YOUR GOAL =
Find each line with the string "Output" and report it.

RECORDS =
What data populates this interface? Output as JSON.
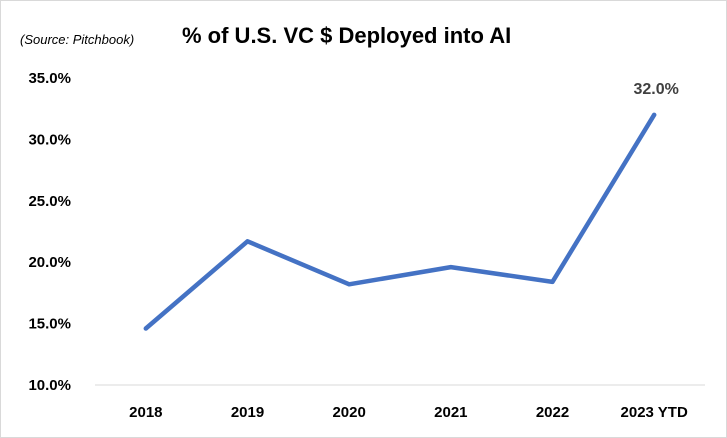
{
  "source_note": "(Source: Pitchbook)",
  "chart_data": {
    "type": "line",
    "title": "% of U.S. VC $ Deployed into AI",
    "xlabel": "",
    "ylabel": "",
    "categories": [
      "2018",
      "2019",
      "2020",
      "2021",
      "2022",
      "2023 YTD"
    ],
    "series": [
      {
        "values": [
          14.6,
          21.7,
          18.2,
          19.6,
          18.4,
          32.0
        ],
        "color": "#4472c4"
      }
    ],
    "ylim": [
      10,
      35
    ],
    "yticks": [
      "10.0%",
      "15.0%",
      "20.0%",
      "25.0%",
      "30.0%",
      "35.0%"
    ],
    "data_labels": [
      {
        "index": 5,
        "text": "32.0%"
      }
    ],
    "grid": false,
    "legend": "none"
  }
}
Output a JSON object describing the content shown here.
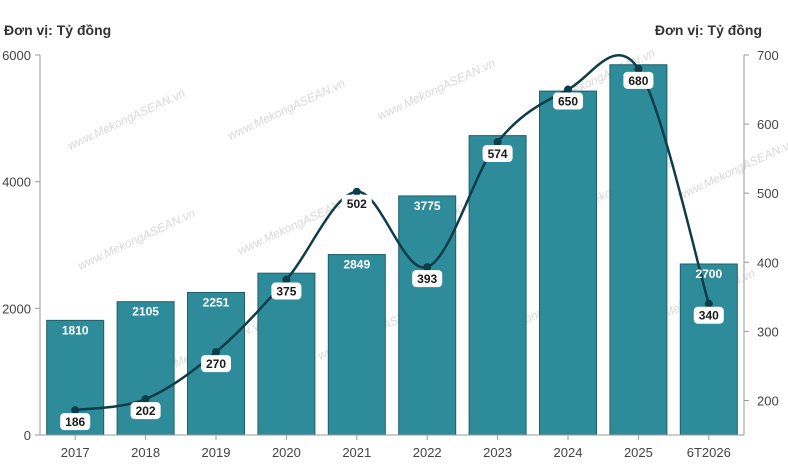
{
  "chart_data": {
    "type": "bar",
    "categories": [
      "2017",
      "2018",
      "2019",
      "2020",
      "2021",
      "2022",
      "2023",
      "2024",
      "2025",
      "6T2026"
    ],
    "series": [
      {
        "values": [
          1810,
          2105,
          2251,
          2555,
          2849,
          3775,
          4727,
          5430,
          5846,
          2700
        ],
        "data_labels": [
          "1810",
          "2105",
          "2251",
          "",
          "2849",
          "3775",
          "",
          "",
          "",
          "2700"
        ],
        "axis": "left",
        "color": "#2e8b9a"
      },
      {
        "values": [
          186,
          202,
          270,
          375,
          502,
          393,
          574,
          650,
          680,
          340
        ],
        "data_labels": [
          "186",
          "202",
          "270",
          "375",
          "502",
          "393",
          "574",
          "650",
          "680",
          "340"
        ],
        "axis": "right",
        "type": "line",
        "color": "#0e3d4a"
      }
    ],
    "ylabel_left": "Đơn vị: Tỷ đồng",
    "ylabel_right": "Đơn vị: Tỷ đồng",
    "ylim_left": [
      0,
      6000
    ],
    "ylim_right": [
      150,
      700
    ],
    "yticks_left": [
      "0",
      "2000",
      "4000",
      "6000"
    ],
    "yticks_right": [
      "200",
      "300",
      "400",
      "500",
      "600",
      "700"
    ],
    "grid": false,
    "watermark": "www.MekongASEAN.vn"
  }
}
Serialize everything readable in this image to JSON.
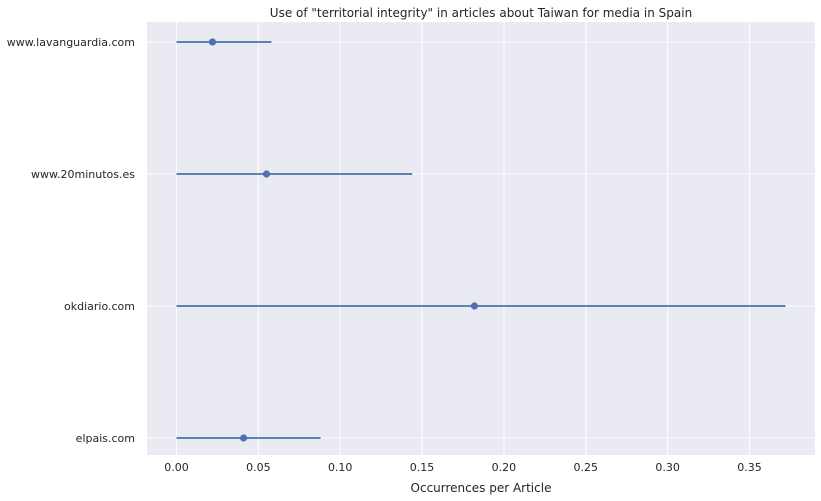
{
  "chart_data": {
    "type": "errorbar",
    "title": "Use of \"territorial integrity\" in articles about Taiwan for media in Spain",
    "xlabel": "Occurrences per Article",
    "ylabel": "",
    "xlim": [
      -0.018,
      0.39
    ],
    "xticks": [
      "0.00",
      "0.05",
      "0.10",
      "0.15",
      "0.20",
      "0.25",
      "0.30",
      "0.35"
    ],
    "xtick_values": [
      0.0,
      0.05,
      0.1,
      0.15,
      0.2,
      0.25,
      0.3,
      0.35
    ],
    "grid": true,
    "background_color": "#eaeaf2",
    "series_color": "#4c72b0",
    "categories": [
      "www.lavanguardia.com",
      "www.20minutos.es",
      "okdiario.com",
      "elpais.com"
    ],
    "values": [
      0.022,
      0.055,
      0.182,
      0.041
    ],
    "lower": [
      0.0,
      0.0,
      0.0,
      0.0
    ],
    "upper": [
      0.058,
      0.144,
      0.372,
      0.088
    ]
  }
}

THE COMPLETED TASK =
What data populates this interface? Output as JSON.
Output a JSON object describing the content shown here.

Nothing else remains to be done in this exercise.